--- Material shown ---

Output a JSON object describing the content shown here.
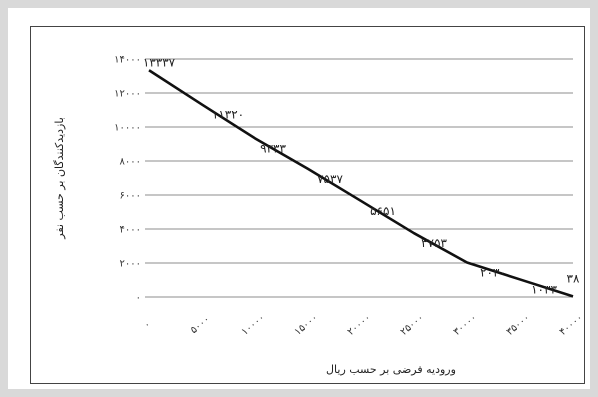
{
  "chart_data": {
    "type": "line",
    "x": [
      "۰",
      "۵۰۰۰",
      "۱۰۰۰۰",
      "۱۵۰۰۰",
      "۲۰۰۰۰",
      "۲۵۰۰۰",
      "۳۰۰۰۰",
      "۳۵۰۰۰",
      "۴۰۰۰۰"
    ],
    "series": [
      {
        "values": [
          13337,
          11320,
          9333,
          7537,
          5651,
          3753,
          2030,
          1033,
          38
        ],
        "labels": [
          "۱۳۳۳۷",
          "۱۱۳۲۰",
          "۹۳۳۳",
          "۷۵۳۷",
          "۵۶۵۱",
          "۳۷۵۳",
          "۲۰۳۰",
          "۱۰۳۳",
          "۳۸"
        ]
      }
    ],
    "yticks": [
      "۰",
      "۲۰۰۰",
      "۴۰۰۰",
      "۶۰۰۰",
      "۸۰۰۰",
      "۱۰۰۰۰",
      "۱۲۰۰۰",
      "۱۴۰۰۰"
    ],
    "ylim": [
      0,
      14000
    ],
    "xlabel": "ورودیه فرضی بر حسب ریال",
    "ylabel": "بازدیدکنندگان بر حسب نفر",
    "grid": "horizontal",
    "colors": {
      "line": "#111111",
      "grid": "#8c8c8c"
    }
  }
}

---

§ Exercise
Make an exact reproduction of the listing above, without any pictures.

§ Result
Output a JSON object describing the content shown here.
{
  "chart_data": {
    "type": "line",
    "x": [
      "۰",
      "۵۰۰۰",
      "۱۰۰۰۰",
      "۱۵۰۰۰",
      "۲۰۰۰۰",
      "۲۵۰۰۰",
      "۳۰۰۰۰",
      "۳۵۰۰۰",
      "۴۰۰۰۰"
    ],
    "series": [
      {
        "values": [
          13337,
          11320,
          9333,
          7537,
          5651,
          3753,
          2030,
          1033,
          38
        ],
        "labels": [
          "۱۳۳۳۷",
          "۱۱۳۲۰",
          "۹۳۳۳",
          "۷۵۳۷",
          "۵۶۵۱",
          "۳۷۵۳",
          "۲۰۳۰",
          "۱۰۳۳",
          "۳۸"
        ]
      }
    ],
    "yticks": [
      "۰",
      "۲۰۰۰",
      "۴۰۰۰",
      "۶۰۰۰",
      "۸۰۰۰",
      "۱۰۰۰۰",
      "۱۲۰۰۰",
      "۱۴۰۰۰"
    ],
    "ylim": [
      0,
      14000
    ],
    "xlabel": "ورودیه فرضی بر حسب ریال",
    "ylabel": "بازدیدکنندگان بر حسب نفر",
    "grid": "horizontal",
    "colors": {
      "line": "#111111",
      "grid": "#8c8c8c"
    }
  }
}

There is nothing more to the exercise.